* start EXTRACTED MATERIAL *

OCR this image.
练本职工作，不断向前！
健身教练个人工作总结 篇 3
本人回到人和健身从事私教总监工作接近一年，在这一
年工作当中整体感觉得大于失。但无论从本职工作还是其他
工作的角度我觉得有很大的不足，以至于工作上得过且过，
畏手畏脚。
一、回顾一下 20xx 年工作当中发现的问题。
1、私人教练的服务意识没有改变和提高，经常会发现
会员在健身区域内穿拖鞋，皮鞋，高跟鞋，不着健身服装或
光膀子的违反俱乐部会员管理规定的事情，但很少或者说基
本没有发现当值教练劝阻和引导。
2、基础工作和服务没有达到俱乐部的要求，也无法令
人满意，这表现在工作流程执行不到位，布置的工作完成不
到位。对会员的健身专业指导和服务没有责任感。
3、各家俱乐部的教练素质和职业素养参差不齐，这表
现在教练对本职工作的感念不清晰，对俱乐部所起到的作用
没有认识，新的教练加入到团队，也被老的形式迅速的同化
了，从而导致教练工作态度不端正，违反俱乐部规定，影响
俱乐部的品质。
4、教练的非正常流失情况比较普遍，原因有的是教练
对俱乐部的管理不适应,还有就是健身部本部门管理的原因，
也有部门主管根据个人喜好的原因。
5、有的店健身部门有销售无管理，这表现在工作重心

* end EXTRACTED MATERIAL *

Reproduce all of the entries word for word.

OCR this image.
练本职工作，不断向前！
健身教练个人工作总结 篇 3
本人回到人和健身从事私教总监工作接近一年，在这一
年工作当中整体感觉得大于失。但无论从本职工作还是其他
工作的角度我觉得有很大的不足，以至于工作上得过且过，
畏手畏脚。
一、回顾一下 20xx 年工作当中发现的问题。
1、私人教练的服务意识没有改变和提高，经常会发现
会员在健身区域内穿拖鞋，皮鞋，高跟鞋，不着健身服装或
光膀子的违反俱乐部会员管理规定的事情，但很少或者说基
本没有发现当值教练劝阻和引导。
2、基础工作和服务没有达到俱乐部的要求，也无法令
人满意，这表现在工作流程执行不到位，布置的工作完成不
到位。对会员的健身专业指导和服务没有责任感。
3、各家俱乐部的教练素质和职业素养参差不齐，这表
现在教练对本职工作的感念不清晰，对俱乐部所起到的作用
没有认识，新的教练加入到团队，也被老的形式迅速的同化
了，从而导致教练工作态度不端正，违反俱乐部规定，影响
俱乐部的品质。
4、教练的非正常流失情况比较普遍，原因有的是教练
对俱乐部的管理不适应,还有就是健身部本部门管理的原因，
也有部门主管根据个人喜好的原因。
5、有的店健身部门有销售无管理，这表现在工作重心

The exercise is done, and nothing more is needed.